--- RECORDS SUPPLIED ---

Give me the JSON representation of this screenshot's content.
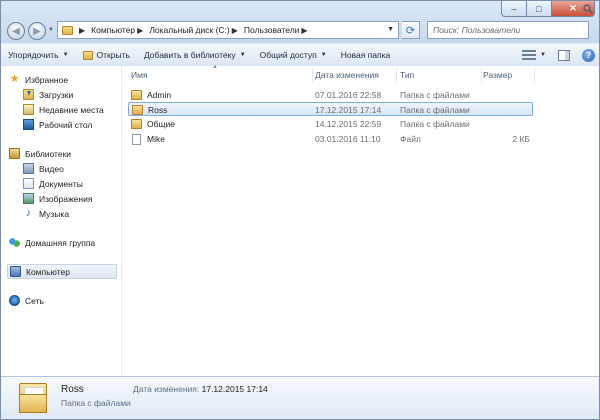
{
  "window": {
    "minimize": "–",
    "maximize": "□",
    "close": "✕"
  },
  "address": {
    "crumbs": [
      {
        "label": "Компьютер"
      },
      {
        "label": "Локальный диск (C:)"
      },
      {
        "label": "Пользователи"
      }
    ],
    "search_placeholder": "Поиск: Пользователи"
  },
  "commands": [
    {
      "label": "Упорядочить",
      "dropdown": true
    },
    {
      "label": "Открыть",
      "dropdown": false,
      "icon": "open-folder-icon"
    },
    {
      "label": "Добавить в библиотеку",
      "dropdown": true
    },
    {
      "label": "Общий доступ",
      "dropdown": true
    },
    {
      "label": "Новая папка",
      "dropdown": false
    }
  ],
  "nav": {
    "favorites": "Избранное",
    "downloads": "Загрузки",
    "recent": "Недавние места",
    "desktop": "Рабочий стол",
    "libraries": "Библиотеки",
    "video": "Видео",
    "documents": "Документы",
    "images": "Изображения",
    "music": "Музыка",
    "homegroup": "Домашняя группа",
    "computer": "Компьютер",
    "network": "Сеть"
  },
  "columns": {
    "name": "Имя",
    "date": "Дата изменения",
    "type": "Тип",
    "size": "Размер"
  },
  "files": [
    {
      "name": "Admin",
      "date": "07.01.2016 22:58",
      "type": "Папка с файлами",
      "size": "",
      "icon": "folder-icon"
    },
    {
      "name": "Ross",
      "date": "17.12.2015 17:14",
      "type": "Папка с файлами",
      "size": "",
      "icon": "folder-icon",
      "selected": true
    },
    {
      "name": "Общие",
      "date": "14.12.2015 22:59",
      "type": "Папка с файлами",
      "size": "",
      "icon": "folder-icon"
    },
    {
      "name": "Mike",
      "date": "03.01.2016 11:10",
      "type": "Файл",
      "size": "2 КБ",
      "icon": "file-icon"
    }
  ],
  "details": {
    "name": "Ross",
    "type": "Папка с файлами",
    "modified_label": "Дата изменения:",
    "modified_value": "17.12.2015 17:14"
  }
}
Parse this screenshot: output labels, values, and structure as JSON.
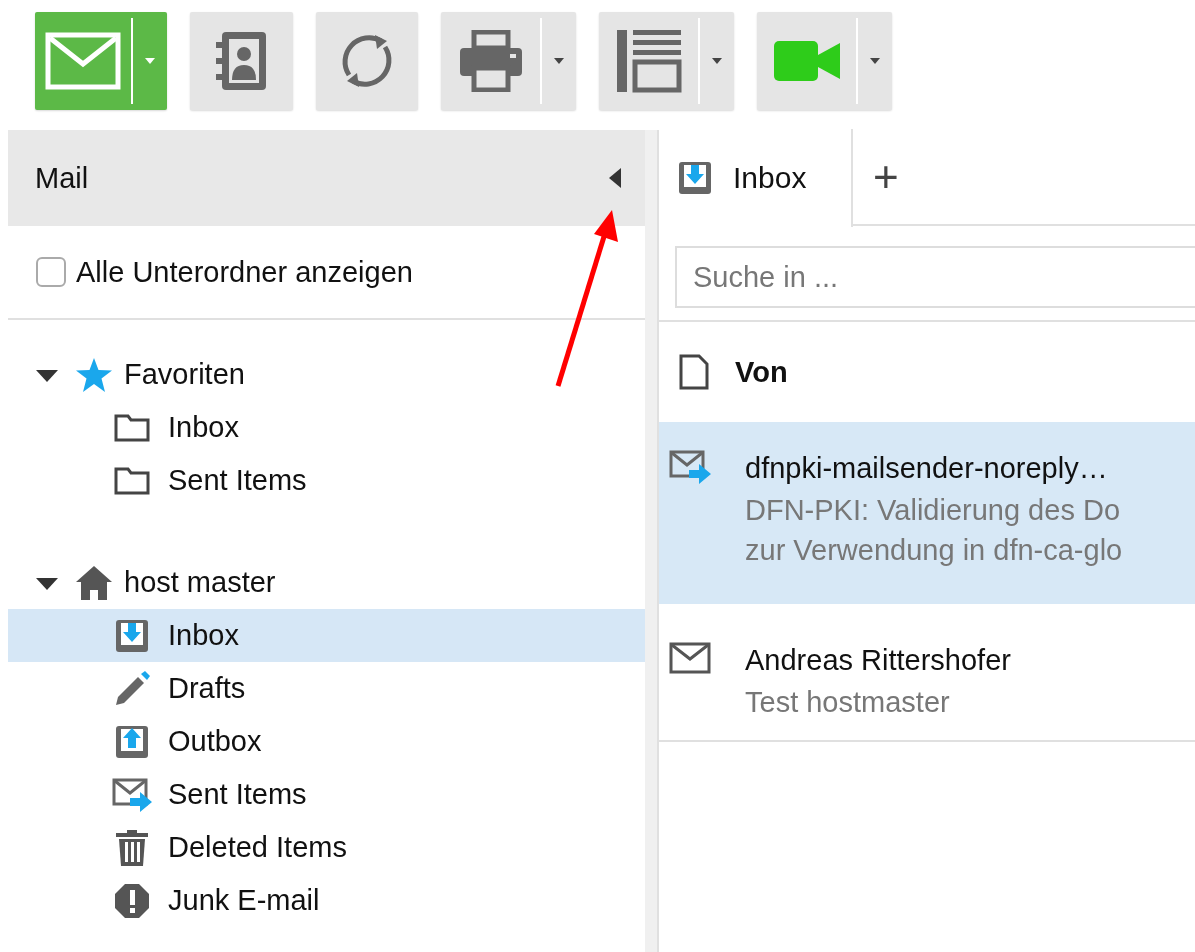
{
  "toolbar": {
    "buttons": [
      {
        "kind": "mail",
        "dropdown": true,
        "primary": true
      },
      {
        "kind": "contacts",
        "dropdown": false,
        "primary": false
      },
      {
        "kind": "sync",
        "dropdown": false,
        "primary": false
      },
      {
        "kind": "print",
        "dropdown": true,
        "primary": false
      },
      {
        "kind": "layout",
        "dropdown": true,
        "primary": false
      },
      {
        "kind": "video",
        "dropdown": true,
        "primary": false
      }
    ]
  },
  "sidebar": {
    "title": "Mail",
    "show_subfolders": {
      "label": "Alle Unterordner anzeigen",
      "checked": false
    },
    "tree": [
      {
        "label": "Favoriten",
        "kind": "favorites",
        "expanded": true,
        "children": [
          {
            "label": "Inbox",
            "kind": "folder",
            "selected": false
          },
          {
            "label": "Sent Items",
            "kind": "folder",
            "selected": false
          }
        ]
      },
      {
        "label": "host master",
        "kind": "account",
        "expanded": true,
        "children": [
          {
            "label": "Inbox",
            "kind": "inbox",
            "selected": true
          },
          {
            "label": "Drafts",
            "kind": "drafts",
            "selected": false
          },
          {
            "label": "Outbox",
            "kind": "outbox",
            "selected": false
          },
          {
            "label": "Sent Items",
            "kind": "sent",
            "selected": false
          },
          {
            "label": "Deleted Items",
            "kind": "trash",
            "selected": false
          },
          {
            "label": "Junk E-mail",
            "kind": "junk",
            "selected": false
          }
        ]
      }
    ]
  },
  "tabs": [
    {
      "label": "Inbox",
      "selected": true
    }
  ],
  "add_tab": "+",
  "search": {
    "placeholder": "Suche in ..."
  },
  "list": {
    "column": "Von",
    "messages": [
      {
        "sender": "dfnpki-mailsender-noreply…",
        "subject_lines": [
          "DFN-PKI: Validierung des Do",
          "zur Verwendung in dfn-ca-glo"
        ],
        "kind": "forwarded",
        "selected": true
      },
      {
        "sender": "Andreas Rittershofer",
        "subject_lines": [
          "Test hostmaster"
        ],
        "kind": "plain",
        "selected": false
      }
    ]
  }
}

---
--- RECORDS SUPPLIED ---

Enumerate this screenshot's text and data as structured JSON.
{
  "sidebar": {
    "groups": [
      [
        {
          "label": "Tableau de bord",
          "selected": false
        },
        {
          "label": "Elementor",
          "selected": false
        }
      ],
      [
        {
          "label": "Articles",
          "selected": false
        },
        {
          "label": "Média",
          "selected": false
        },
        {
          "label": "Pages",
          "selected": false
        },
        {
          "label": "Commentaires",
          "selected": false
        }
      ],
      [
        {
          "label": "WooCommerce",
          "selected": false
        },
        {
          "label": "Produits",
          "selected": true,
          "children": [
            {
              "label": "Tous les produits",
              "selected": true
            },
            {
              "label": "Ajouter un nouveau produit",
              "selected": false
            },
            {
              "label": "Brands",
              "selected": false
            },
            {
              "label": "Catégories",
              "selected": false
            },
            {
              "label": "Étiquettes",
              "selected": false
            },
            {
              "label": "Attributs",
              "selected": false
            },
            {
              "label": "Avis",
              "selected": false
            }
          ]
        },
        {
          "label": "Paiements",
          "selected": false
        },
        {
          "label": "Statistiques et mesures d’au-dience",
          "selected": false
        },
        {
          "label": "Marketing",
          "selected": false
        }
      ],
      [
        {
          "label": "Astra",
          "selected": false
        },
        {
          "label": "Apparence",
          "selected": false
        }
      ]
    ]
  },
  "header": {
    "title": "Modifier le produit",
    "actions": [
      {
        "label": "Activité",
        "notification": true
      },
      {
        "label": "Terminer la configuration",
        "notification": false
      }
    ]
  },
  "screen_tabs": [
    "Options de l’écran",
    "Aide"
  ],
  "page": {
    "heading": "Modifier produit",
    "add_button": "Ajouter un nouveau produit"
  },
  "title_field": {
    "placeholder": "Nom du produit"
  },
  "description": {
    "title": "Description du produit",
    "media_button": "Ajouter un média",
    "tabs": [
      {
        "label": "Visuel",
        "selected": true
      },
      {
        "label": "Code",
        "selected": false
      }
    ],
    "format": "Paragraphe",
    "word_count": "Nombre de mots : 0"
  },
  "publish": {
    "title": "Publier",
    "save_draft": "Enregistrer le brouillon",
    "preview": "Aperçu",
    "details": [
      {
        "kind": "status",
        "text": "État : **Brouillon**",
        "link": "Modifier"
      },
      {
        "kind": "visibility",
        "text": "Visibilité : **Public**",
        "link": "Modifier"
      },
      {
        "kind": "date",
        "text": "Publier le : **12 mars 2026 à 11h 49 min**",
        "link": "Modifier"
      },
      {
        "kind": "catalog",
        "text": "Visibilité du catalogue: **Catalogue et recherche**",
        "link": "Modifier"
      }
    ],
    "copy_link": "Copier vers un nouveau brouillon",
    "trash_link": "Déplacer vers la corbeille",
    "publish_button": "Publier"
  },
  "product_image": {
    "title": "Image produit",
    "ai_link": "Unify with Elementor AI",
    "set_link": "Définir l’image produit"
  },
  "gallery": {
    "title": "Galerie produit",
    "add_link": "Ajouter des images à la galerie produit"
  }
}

---
--- RECORDS SUPPLIED ---

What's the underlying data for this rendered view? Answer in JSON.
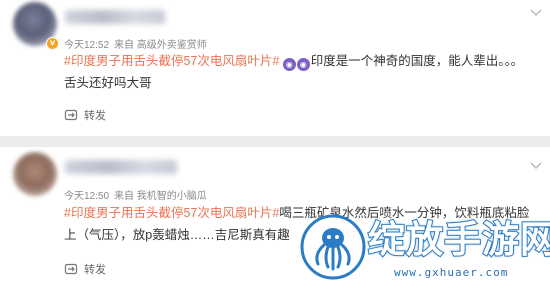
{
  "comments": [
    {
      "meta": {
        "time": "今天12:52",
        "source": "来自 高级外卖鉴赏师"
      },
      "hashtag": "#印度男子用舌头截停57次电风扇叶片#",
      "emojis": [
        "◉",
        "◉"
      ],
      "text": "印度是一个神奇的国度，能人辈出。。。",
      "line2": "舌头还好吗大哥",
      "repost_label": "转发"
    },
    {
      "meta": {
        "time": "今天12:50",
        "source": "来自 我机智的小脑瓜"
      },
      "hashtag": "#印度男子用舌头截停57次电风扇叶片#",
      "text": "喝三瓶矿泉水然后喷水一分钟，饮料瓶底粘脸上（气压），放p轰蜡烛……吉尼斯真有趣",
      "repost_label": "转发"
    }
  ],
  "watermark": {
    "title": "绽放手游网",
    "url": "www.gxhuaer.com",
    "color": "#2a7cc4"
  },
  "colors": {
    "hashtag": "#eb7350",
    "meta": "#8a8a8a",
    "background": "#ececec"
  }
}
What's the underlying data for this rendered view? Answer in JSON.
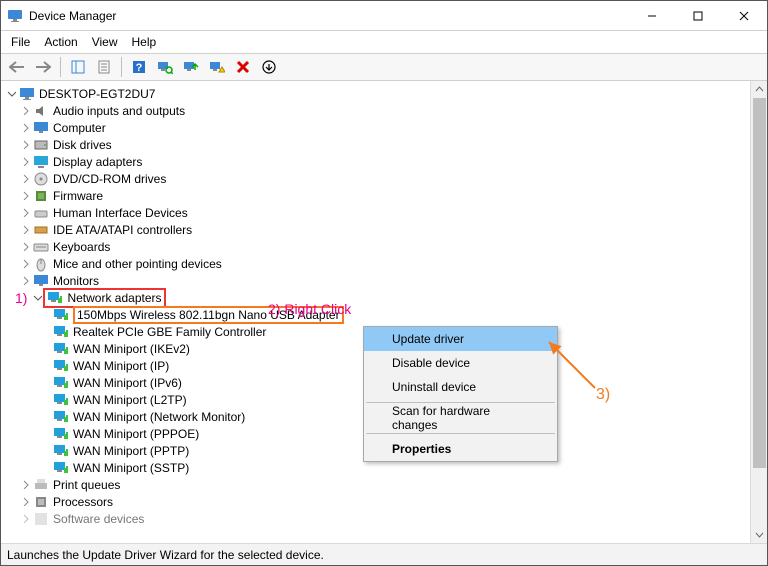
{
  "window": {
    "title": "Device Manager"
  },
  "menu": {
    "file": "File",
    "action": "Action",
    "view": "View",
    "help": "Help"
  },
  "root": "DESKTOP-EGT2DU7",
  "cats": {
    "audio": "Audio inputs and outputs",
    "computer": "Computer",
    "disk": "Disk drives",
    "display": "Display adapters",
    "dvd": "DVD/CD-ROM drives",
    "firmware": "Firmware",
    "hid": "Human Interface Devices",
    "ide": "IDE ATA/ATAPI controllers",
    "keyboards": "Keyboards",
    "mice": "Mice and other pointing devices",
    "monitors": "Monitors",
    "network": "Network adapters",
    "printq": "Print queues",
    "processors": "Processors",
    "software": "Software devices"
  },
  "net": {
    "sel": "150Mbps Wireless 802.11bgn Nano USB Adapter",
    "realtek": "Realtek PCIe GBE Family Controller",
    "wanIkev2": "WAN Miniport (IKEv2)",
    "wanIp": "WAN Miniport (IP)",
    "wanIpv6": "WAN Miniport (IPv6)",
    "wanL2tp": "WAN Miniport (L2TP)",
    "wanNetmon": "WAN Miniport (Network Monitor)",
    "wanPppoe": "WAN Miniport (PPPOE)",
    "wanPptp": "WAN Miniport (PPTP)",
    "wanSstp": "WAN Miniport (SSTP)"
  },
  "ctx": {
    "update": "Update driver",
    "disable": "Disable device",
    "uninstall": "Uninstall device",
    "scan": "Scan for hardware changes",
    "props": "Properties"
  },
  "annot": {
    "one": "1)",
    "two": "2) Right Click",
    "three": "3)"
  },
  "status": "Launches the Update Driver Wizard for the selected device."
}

---

▶ [JOB]:
Pick out all the lines with the word "Elementor" in them and copy them.

▶ [EXERCISE OUTPUT]:
          "label": "Elementor",
    "ai_link": "Unify with Elementor AI",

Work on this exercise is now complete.